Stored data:
● ● ● ● ●

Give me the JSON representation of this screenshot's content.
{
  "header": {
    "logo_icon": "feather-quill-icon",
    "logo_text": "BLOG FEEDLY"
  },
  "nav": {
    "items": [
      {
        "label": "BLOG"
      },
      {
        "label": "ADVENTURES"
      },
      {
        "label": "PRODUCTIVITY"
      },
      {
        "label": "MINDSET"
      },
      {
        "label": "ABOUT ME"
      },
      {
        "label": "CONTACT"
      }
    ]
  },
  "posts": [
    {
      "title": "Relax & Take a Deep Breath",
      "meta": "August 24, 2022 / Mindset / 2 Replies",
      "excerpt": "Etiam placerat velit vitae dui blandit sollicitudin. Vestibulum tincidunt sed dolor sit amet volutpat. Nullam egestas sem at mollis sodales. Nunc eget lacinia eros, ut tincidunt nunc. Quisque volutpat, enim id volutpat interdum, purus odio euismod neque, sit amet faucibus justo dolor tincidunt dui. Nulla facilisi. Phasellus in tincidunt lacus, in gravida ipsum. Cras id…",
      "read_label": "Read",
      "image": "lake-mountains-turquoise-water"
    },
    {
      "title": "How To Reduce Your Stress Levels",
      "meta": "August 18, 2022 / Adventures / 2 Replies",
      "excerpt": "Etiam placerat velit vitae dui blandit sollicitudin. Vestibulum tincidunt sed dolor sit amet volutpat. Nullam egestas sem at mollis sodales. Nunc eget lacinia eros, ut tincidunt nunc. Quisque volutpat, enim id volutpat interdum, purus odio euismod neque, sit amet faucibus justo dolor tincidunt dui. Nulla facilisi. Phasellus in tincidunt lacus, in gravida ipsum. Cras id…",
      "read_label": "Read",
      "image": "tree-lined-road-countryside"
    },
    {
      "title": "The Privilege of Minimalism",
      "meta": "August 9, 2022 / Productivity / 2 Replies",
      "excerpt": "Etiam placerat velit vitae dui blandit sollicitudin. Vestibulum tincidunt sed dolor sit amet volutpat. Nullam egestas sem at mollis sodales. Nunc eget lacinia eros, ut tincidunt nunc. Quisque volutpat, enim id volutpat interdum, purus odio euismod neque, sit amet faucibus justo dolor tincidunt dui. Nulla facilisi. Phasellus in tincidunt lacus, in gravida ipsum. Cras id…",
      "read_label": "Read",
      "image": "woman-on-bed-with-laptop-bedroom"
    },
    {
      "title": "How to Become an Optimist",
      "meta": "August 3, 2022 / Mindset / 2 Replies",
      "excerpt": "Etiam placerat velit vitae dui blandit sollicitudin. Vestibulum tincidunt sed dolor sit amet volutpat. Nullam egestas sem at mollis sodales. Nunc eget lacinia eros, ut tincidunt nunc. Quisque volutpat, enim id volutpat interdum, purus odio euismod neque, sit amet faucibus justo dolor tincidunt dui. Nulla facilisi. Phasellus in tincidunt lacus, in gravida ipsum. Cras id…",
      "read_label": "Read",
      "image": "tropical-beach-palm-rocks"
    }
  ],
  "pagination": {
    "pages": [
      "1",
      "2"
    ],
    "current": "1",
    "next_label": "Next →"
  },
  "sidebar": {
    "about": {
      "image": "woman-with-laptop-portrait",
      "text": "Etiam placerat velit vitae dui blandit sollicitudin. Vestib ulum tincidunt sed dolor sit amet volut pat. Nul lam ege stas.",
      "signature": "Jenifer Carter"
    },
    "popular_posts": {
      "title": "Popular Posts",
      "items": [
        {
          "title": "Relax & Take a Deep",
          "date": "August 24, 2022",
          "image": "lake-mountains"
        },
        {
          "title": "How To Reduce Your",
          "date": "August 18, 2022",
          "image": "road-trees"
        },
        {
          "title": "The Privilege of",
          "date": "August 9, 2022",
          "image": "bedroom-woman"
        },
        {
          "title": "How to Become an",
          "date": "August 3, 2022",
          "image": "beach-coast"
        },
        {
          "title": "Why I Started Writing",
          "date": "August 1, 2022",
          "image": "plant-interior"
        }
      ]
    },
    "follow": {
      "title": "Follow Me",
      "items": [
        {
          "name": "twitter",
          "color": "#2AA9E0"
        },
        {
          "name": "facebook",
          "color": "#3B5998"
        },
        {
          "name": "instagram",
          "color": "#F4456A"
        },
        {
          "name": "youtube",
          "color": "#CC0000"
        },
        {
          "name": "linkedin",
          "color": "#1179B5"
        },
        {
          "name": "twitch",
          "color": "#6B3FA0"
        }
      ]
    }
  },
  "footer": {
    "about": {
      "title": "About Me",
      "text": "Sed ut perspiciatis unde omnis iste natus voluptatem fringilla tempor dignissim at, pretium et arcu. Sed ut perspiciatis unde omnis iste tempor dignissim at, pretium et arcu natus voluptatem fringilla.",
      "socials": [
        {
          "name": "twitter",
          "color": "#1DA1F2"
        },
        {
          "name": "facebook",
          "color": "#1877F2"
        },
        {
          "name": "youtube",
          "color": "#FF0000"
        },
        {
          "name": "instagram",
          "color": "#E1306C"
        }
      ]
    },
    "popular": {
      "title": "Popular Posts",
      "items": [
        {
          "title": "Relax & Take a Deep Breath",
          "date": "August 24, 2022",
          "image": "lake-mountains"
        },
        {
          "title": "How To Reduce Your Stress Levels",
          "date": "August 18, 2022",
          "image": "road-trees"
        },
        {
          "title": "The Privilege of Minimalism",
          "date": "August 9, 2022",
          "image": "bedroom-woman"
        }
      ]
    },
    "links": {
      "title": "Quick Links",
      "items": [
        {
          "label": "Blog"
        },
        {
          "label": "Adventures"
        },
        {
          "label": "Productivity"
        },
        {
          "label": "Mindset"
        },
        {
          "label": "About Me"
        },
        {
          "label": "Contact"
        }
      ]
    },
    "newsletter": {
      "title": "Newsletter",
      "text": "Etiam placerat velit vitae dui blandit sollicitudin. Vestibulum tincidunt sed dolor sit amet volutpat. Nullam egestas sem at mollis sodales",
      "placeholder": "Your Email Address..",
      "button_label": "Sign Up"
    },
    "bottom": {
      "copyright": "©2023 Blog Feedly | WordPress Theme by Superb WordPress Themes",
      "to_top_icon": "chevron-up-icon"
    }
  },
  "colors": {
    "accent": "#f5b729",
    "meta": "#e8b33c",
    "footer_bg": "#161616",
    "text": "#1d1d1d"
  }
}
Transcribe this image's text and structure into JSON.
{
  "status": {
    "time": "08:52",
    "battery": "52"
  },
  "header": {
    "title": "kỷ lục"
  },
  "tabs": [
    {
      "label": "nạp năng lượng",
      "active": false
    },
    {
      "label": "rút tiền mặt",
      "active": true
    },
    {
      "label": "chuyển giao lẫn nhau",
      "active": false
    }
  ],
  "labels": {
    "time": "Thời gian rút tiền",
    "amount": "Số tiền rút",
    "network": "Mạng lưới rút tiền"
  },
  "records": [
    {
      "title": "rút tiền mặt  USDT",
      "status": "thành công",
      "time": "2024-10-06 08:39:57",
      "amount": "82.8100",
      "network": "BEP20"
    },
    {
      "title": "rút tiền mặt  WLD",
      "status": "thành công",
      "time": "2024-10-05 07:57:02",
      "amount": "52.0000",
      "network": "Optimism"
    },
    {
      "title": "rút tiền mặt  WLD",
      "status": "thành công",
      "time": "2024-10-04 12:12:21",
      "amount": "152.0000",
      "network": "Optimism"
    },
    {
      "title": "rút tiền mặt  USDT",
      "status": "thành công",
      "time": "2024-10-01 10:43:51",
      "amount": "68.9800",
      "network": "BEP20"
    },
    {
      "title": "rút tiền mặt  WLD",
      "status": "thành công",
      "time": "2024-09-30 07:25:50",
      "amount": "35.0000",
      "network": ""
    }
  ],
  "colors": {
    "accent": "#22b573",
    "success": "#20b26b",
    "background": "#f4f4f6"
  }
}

● ● ● ● ●

[Prompt]: Search the data above for the string "Reduce" and copy each line that has it.

[Response to this exercise]:
      "title": "How To Reduce Your Stress Levels",
          "title": "How To Reduce Your",
          "title": "How To Reduce Your Stress Levels",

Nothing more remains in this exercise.